**Required work:** Every line that holds "全国妇联等" should be shown.

**Data excerpts:**

** start **

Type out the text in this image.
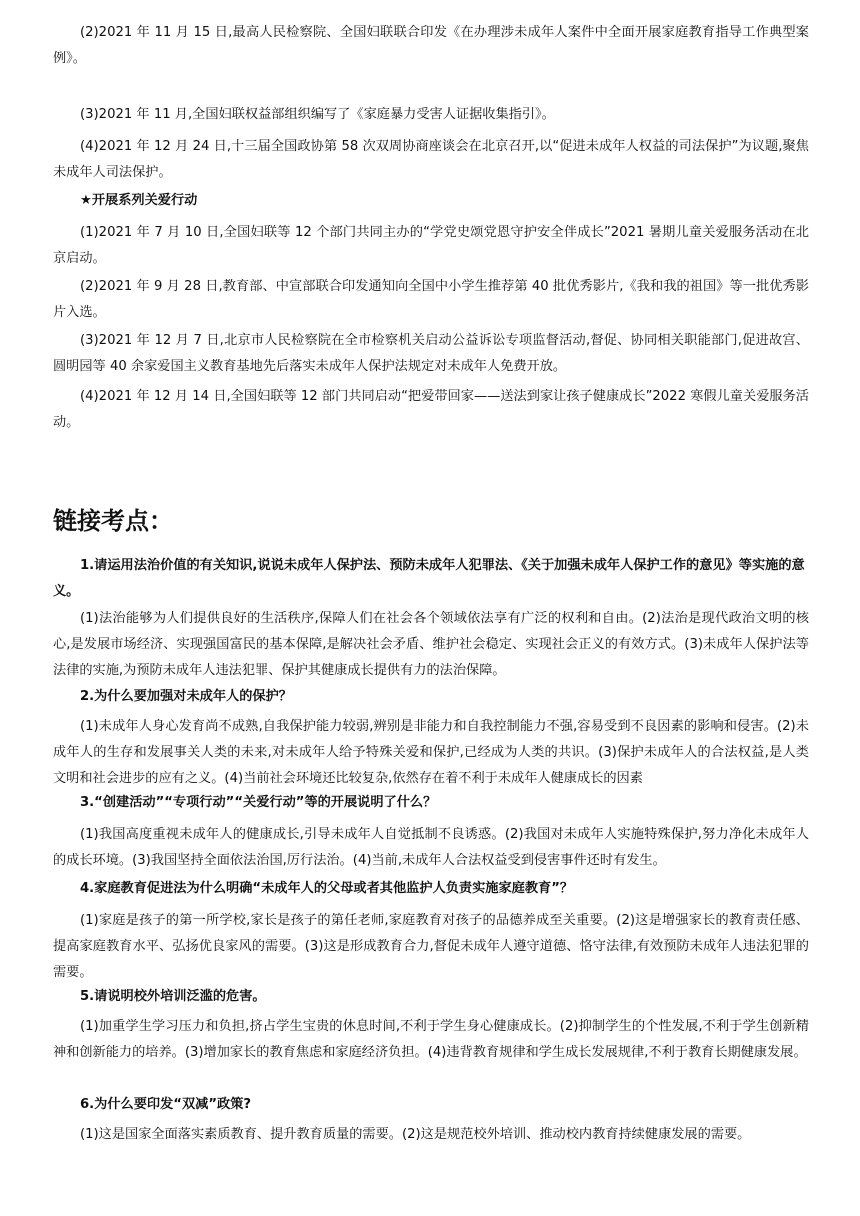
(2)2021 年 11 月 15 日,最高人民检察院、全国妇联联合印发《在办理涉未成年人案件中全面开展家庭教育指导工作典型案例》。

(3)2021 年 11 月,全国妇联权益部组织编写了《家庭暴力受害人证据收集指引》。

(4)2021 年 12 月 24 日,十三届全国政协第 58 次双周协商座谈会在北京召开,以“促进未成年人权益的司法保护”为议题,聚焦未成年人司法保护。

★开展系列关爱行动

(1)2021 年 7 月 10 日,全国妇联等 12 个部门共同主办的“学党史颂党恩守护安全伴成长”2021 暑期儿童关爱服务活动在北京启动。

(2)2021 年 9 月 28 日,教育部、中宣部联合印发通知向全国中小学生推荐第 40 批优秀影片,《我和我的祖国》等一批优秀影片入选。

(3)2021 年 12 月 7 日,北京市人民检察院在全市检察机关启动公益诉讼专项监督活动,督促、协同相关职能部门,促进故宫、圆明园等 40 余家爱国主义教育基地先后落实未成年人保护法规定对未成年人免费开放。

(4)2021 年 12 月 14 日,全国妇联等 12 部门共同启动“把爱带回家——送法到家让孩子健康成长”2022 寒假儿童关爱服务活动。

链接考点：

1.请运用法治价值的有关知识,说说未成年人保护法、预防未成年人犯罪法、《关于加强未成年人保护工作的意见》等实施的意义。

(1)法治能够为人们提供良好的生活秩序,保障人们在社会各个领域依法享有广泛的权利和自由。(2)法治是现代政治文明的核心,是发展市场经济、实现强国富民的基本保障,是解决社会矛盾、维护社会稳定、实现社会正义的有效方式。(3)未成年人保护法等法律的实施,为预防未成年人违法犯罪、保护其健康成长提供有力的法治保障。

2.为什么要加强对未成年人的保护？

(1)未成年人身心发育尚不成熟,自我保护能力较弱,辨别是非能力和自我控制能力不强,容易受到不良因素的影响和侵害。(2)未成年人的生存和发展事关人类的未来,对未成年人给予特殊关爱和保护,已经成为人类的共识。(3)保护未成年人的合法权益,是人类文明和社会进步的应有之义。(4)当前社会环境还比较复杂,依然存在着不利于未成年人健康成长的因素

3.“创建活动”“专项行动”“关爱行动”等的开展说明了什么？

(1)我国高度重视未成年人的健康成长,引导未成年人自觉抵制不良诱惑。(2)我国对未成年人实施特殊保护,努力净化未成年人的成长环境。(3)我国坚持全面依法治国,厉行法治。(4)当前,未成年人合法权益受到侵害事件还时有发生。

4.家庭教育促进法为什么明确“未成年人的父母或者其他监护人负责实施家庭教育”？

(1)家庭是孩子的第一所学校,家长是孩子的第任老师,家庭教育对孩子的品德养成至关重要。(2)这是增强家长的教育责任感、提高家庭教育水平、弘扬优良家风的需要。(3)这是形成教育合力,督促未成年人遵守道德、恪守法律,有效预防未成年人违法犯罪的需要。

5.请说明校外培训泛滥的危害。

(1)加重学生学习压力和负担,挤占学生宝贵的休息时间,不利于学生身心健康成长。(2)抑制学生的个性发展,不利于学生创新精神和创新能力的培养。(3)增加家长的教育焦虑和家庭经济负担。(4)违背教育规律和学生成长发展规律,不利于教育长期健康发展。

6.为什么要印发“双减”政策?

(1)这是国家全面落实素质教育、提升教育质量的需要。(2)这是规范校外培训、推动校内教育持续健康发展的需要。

** end **

**Solution to this exercise:**
(1)2021 年 7 月 10 日,全国妇联等 12 个部门共同主办的“学党史颂党恩守护安全伴成长”2021 暑期儿童关爱服务活动在北京启动。
(4)2021 年 12 月 14 日,全国妇联等 12 部门共同启动“把爱带回家——送法到家让孩子健康成长”2022 寒假儿童关爱服务活动。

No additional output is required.